### Problem details
Check the listing below for lines that hold "JSON". How many are there? Please give only the number.

### Data supplied
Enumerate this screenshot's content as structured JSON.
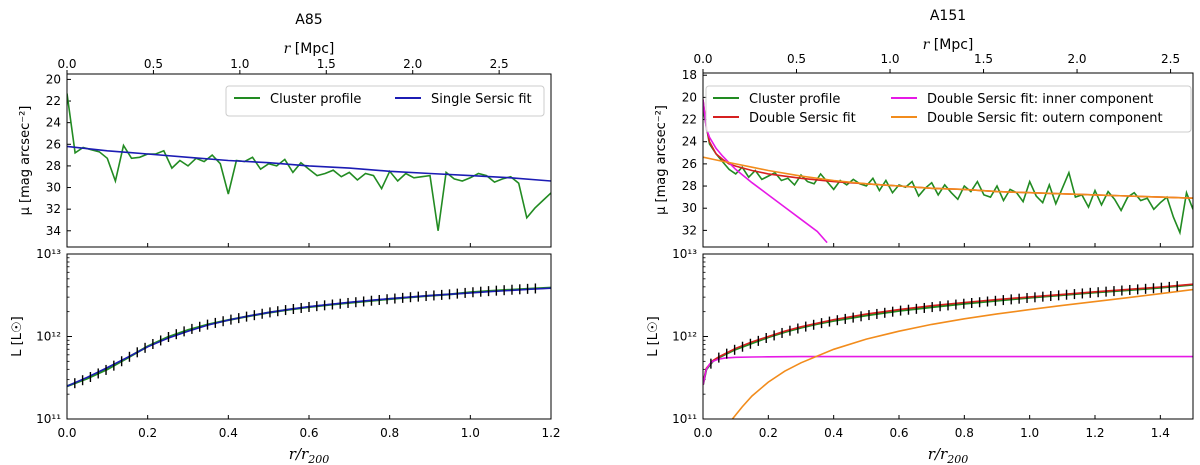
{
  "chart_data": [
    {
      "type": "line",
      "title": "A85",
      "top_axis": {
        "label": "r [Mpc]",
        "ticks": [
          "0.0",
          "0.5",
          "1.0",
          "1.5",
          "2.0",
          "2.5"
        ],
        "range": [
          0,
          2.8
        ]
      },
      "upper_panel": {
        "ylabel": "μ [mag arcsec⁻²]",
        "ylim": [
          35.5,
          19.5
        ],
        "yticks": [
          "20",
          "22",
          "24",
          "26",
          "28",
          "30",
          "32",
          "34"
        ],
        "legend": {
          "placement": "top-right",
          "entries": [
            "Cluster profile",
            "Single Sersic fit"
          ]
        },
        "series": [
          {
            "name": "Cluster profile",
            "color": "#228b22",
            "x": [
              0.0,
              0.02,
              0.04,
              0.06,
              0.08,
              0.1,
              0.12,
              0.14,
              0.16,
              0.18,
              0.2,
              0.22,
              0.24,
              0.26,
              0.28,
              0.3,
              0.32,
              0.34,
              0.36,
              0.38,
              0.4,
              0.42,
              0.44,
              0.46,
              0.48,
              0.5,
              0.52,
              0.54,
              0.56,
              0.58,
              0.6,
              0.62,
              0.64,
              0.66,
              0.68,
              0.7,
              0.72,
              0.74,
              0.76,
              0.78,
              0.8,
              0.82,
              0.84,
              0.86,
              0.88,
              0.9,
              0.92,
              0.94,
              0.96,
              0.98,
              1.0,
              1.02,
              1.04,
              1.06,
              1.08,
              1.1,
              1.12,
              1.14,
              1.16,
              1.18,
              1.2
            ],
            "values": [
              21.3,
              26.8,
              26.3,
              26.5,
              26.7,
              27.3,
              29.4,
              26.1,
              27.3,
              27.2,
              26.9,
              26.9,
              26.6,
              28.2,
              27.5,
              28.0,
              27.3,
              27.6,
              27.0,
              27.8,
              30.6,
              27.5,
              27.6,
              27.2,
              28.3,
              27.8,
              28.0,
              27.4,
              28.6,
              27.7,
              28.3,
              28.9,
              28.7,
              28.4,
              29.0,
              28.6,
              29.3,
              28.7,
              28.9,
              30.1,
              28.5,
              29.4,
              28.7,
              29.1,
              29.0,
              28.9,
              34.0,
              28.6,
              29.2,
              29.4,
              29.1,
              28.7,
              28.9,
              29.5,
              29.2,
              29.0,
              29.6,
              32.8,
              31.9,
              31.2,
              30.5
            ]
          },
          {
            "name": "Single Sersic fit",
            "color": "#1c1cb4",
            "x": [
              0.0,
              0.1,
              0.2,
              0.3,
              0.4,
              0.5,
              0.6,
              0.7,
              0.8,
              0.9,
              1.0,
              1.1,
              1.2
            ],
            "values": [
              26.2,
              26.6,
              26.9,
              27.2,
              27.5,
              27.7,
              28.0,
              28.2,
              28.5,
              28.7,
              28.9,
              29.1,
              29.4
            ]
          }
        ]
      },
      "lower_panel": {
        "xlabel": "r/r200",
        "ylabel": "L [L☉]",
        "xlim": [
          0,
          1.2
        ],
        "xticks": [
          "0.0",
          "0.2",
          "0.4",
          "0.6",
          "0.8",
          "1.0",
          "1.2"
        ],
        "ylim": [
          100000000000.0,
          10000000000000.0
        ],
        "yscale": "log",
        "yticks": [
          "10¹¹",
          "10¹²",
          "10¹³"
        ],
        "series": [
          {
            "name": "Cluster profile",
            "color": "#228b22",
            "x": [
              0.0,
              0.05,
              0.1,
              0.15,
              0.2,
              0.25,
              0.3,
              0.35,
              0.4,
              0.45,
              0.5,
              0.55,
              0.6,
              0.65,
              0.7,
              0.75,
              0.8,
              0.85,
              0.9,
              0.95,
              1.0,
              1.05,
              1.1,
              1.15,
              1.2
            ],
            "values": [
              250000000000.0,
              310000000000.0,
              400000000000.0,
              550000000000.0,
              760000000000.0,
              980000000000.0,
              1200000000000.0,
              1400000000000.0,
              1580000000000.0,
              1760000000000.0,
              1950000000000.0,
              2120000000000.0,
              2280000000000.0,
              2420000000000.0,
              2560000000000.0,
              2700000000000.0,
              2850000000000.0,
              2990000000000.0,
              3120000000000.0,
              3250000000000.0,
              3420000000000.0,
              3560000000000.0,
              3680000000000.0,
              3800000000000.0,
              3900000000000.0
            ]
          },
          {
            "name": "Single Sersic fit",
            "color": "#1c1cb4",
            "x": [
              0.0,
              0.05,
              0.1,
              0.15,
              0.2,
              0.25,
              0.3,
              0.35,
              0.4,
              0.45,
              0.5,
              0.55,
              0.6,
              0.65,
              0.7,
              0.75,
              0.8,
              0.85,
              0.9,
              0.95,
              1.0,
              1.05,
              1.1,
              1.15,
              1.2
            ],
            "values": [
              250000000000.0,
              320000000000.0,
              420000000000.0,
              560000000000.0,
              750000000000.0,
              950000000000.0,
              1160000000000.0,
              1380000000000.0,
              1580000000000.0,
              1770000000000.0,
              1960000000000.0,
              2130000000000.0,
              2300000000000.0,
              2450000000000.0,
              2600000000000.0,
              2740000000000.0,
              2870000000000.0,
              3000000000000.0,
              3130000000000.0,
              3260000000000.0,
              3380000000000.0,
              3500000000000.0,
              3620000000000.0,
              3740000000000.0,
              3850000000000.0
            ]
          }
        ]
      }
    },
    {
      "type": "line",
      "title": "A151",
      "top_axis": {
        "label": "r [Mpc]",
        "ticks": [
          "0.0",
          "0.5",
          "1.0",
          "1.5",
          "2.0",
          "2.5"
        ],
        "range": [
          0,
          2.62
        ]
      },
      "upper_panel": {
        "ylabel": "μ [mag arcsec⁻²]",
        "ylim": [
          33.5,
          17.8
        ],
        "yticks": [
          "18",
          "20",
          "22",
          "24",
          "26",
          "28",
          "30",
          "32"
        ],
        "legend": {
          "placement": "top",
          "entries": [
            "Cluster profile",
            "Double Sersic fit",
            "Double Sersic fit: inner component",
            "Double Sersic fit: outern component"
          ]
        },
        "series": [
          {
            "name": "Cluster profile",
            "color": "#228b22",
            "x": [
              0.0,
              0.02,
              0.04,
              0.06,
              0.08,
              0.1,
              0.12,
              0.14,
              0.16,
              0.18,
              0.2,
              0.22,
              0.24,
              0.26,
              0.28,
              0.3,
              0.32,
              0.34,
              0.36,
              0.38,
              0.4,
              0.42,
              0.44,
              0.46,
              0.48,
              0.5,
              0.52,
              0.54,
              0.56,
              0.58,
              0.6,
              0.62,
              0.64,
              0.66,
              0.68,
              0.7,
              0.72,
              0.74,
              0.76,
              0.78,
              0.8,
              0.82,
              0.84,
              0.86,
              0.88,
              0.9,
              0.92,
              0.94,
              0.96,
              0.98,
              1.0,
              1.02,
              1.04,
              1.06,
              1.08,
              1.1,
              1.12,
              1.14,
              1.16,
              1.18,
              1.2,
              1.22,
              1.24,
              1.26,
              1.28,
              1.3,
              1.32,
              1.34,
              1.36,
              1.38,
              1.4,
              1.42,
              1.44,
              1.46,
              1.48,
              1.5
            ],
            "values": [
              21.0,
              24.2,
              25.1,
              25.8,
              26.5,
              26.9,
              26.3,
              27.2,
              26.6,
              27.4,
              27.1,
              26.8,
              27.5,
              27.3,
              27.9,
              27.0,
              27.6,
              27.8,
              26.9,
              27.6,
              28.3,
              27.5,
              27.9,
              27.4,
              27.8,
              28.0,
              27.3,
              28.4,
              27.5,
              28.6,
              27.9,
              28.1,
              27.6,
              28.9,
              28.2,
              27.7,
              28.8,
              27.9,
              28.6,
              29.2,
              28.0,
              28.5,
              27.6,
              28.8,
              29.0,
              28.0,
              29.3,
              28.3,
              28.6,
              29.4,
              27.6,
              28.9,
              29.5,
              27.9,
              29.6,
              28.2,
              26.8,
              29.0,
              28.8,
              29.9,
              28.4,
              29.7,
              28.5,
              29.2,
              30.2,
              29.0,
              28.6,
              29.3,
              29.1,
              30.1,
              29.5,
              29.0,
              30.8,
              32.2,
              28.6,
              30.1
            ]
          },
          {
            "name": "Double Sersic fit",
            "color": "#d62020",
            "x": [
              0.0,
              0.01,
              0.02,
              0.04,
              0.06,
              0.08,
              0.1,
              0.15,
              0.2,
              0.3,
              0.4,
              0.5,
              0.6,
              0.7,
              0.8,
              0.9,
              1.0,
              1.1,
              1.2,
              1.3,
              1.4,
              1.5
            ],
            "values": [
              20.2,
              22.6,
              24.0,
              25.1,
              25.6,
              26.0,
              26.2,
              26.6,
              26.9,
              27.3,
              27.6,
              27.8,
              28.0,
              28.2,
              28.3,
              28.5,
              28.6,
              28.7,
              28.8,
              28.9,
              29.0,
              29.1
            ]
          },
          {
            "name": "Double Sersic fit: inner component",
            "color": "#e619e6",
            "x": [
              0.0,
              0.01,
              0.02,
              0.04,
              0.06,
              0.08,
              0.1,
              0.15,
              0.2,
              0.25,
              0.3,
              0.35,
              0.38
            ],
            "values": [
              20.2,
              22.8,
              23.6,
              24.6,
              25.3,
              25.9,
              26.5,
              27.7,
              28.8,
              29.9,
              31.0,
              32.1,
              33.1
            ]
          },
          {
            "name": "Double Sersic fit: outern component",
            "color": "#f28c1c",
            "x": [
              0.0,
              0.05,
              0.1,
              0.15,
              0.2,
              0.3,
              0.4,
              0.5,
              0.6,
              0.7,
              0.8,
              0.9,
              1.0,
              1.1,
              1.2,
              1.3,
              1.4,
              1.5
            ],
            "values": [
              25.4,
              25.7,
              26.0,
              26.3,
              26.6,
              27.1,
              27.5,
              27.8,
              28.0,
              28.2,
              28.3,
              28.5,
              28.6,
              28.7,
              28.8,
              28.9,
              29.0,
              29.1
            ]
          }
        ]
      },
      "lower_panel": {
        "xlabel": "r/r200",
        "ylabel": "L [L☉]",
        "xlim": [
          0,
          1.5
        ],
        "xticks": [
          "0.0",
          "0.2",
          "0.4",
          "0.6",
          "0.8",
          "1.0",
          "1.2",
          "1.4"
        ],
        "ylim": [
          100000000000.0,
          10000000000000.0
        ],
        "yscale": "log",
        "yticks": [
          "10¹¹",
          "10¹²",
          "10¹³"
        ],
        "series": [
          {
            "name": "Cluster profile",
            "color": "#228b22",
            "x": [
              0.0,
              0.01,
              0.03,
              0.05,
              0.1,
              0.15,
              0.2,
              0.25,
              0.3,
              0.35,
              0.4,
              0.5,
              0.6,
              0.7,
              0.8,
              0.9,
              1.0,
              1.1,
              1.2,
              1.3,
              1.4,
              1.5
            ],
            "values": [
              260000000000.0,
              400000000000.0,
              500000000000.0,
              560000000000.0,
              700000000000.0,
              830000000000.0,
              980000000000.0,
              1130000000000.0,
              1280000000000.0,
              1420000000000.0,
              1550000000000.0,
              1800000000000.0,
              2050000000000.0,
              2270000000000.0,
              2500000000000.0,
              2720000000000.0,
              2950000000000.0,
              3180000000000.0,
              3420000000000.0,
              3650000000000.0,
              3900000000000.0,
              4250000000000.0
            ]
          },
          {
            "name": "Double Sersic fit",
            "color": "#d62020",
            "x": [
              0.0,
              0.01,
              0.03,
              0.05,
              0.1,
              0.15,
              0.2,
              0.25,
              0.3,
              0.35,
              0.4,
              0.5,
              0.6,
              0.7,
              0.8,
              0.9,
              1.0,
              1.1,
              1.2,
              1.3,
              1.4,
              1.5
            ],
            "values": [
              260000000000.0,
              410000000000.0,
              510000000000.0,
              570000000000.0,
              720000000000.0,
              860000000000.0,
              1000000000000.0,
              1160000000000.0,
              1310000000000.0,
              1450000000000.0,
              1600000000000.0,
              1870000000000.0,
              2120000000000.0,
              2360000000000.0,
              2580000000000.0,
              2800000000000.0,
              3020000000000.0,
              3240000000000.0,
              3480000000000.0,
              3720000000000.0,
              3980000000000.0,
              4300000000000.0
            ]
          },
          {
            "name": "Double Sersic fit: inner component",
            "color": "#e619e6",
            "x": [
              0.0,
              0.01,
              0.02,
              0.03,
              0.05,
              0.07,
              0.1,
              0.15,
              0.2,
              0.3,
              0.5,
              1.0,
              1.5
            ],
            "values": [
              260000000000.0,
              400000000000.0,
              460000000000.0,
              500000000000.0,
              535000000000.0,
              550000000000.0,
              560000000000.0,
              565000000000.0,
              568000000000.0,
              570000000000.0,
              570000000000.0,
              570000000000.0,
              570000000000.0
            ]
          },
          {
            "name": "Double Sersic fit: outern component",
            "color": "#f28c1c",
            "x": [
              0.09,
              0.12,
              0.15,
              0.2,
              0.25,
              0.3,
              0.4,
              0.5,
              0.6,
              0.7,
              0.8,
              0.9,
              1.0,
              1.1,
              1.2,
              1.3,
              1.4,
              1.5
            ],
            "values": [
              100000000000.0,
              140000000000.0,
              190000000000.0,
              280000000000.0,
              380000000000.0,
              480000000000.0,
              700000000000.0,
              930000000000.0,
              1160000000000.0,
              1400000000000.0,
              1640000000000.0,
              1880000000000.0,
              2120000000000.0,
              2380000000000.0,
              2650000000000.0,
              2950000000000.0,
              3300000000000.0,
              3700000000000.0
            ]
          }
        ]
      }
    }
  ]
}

* * *

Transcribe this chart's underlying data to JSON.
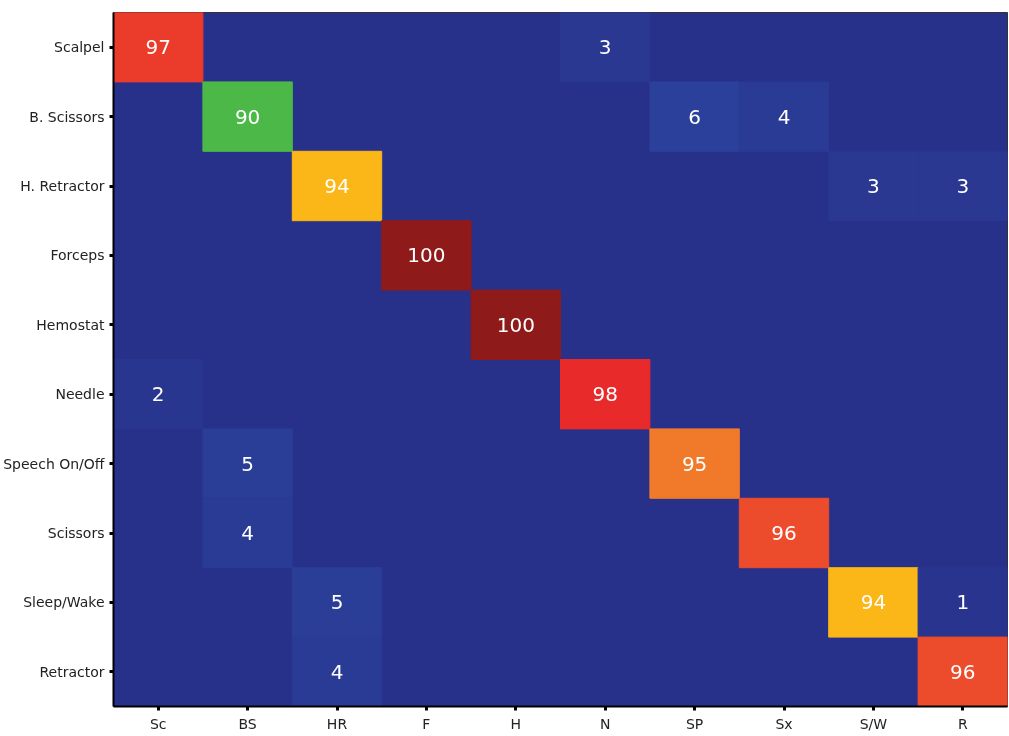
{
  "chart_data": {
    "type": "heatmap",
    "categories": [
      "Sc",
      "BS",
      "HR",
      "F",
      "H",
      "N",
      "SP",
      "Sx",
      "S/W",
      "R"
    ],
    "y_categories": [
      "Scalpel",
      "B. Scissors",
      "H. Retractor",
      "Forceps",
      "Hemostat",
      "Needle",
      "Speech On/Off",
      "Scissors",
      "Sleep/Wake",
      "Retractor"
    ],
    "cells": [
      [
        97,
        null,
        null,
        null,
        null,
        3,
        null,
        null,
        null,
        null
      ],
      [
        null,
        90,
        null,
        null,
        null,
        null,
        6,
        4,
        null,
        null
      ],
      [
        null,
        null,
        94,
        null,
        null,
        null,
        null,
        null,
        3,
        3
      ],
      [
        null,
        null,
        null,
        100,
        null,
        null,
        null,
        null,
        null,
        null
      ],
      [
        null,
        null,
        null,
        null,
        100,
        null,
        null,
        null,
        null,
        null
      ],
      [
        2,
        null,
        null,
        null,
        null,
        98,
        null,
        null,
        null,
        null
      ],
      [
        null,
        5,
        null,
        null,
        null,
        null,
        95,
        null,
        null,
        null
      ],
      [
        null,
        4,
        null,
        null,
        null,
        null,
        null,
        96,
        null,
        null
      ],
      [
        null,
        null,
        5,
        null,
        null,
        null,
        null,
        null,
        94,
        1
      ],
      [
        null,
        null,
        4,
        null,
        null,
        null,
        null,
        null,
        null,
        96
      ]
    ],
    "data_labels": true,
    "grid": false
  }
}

### Solution for this task
2